Exercise objective – Gather every line of the records below that contains the word "STOP", and copy each one in full.

## start

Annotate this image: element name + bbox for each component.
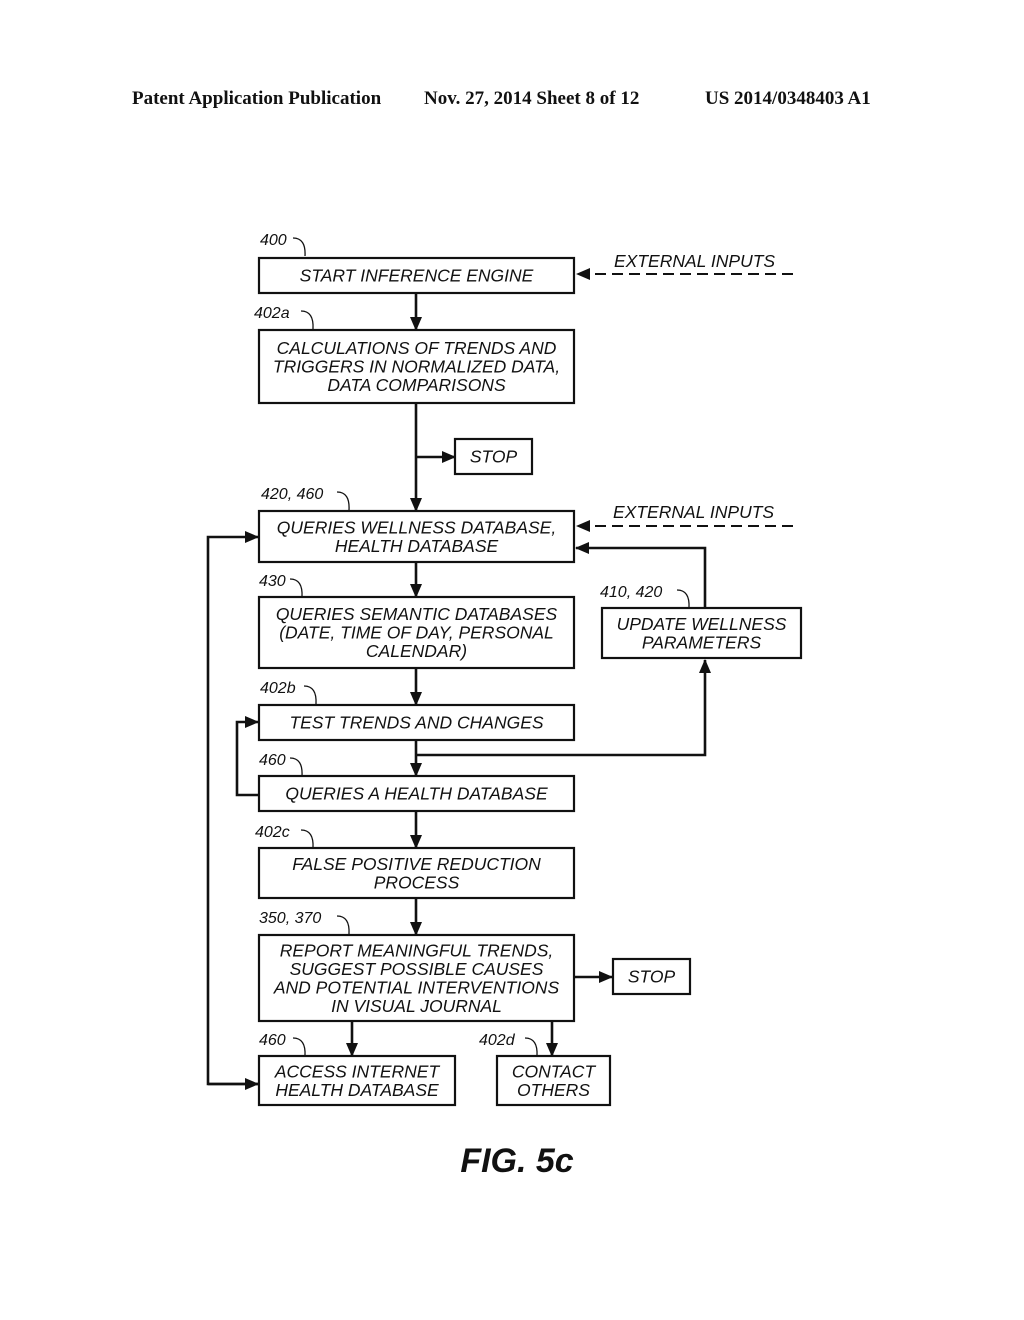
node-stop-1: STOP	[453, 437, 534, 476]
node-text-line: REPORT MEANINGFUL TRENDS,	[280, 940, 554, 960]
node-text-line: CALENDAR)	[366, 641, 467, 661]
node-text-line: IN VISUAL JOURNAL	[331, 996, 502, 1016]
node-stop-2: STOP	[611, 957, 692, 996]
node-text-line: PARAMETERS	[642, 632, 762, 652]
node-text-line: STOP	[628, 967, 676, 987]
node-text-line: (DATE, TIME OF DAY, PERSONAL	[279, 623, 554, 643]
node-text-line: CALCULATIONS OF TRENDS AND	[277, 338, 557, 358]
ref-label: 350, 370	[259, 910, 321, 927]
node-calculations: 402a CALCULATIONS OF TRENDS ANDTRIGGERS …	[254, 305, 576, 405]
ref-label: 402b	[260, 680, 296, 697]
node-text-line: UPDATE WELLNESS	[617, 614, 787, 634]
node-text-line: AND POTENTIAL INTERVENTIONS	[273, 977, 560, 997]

## end

Expected answer –
node-stop-1: STOP	[453, 437, 534, 476]
node-stop-2: STOP	[611, 957, 692, 996]
node-text-line: STOP	[628, 967, 676, 987]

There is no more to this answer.